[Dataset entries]

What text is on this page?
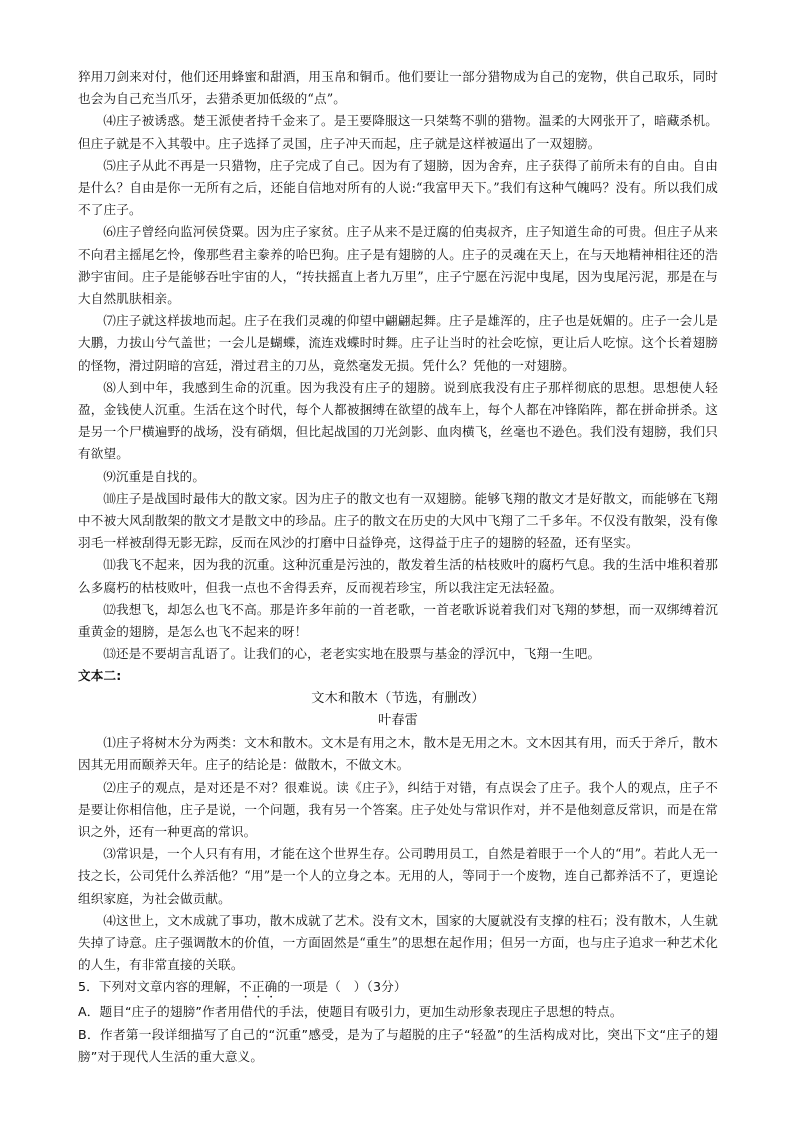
猝用刀剑来对付，他们还用蜂蜜和甜酒，用玉帛和铜币。他们要让一部分猎物成为自己的宠物，供自己取乐，同时也会为自己充当爪牙，去猎杀更加低级的“点”。

⑷庄子被诱惑。楚王派使者持千金来了。是王要降服这一只桀骜不驯的猎物。温柔的大网张开了，暗藏杀机。但庄子就是不入其彀中。庄子选择了灵国，庄子冲天而起，庄子就是这样被逼出了一双翅膀。

⑸庄子从此不再是一只猎物，庄子完成了自己。因为有了翅膀，因为舍弃，庄子获得了前所未有的自由。自由是什么？自由是你一无所有之后，还能自信地对所有的人说:“我富甲天下。”我们有这种气魄吗？没有。所以我们成不了庄子。

⑹庄子曾经向监河侯贷粟。因为庄子家贫。庄子从来不是迂腐的伯夷叔齐，庄子知道生命的可贵。但庄子从来不向君主摇尾乞怜，像那些君主豢养的哈巴狗。庄子是有翅膀的人。庄子的灵魂在天上，在与天地精神相往还的浩渺宇宙间。庄子是能够吞吐宇宙的人，“抟扶摇直上者九万里”，庄子宁愿在污泥中曳尾，因为曳尾污泥，那是在与大自然肌肤相亲。

⑺庄子就这样拔地而起。庄子在我们灵魂的仰望中翩翩起舞。庄子是雄浑的，庄子也是妩媚的。庄子一会儿是大鹏，力拔山兮气盖世；一会儿是蝴蝶，流连戏蝶时时舞。庄子让当时的社会吃惊，更让后人吃惊。这个长着翅膀的怪物，滑过阴暗的宫廷，滑过君主的刀丛，竟然毫发无损。凭什么？凭他的一对翅膀。

⑻人到中年，我感到生命的沉重。因为我没有庄子的翅膀。说到底我没有庄子那样彻底的思想。思想使人轻盈，金钱使人沉重。生活在这个时代，每个人都被捆缚在欲望的战车上，每个人都在冲锋陷阵，都在拼命拼杀。这是另一个尸横遍野的战场，没有硝烟，但比起战国的刀光剑影、血肉横飞，丝毫也不逊色。我们没有翅膀，我们只有欲望。

⑼沉重是自找的。

⑽庄子是战国时最伟大的散文家。因为庄子的散文也有一双翅膀。能够飞翔的散文才是好散文，而能够在飞翔中不被大风刮散架的散文才是散文中的珍品。庄子的散文在历史的大风中飞翔了二千多年。不仅没有散架，没有像羽毛一样被刮得无影无踪，反而在风沙的打磨中日益铮亮，这得益于庄子的翅膀的轻盈，还有坚实。

⑾我飞不起来，因为我的沉重。这种沉重是污浊的，散发着生活的枯枝败叶的腐朽气息。我的生活中堆积着那么多腐朽的枯枝败叶，但我一点也不舍得丢弃，反而视若珍宝，所以我注定无法轻盈。

⑿我想飞，却怎么也飞不高。那是许多年前的一首老歌，一首老歌诉说着我们对飞翔的梦想，而一双绑缚着沉重黄金的翅膀，是怎么也飞不起来的呀！

⒀还是不要胡言乱语了。让我们的心，老老实实地在股票与基金的浮沉中，飞翔一生吧。

文本二:

文木和散木（节选，有删改）

叶春雷

⑴庄子将树木分为两类：文木和散木。文木是有用之木，散木是无用之木。文木因其有用，而夭于斧斤，散木因其无用而颐养天年。庄子的结论是：做散木，不做文木。

⑵庄子的观点，是对还是不对？很难说。读《庄子》，纠结于对错，有点误会了庄子。我个人的观点，庄子不是要让你相信他，庄子是说，一个问题，我有另一个答案。庄子处处与常识作对，并不是他刻意反常识，而是在常识之外，还有一种更高的常识。

⑶常识是，一个人只有有用，才能在这个世界生存。公司聘用员工，自然是着眼于一个人的“用”。若此人无一技之长，公司凭什么养活他？“用”是一个人的立身之本。无用的人，等同于一个废物，连自己都养活不了，更遑论组织家庭，为社会做贡献。

⑷这世上，文木成就了事功，散木成就了艺术。没有文木，国家的大厦就没有支撑的柱石；没有散木，人生就失掉了诗意。庄子强调散木的价值，一方面固然是“重生”的思想在起作用；但另一方面，也与庄子追求一种艺术化的人生，有非常直接的关联。

5．下列对文章内容的理解，不正确的一项是（　）（3分）

A．题目“庄子的翅膀”作者用借代的手法，使题目有吸引力，更加生动形象表现庄子思想的特点。

B．作者第一段详细描写了自己的“沉重”感受，是为了与超脱的庄子“轻盈”的生活构成对比，突出下文“庄子的翅膀”对于现代人生活的重大意义。
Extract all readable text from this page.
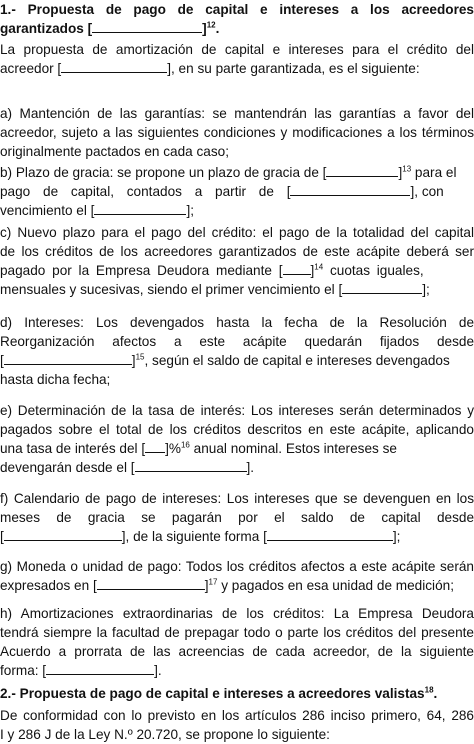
1.- Propuesta de pago de capital e intereses a los acreedores
garantizados [	]$^{12}$.
La propuesta de amortización de capital e intereses para el crédito del
acreedor [	], en su parte garantizada, es el siguiente:
a) Mantención de las garantías: se mantendrán las garantías a favor del
acreedor, sujeto a las siguientes condiciones y modificaciones a los términos
originalmente pactados en cada caso;
b) Plazo de gracia: se propone un plazo de gracia de [	]$^{13}$ para el
pago de capital, contados a partir de [	], con
vencimiento el [	];
c) Nuevo plazo para el pago del crédito: el pago de la totalidad del capital
de los créditos de los acreedores garantizados de este acápite deberá ser
pagado por la Empresa Deudora mediante [ ]$^{14}$ cuotas iguales,
mensuales y sucesivas, siendo el primer vencimiento el [	];
d) Intereses: Los devengados hasta la fecha de la Resolución de
Reorganización afectos a este acápite quedarán fijados desde
[	]$^{15}$, según el saldo de capital e intereses devengados
hasta dicha fecha;
e) Determinación de la tasa de interés: Los intereses serán determinados y
pagados sobre el total de los créditos descritos en este acápite, aplicando
una tasa de interés del [ ]%$^{16}$ anual nominal. Estos intereses se
devengarán desde el [	].
f) Calendario de pago de intereses: Los intereses que se devenguen en los
meses de gracia se pagarán por el saldo de capital desde
[	], de la siguiente forma [	];
g) Moneda o unidad de pago: Todos los créditos afectos a este acápite serán
expresados en [	]$^{17}$ y pagados en esa unidad de medición;
h) Amortizaciones extraordinarias de los créditos: La Empresa Deudora
tendrá siempre la facultad de prepagar todo o parte los créditos del presente
Acuerdo a prorrata de las acreencias de cada acreedor, de la siguiente
forma: [	].
2.- Propuesta de pago de capital e intereses a acreedores valistas$^{18}$.
De conformidad con lo previsto en los artículos 286 inciso primero, 64, 286
I y 286 J de la Ley N.º 20.720, se propone lo siguiente:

#### Do this:
Only a number is wanted here: how many lines in the data above include the string "plazo"?

#### Task answer:
2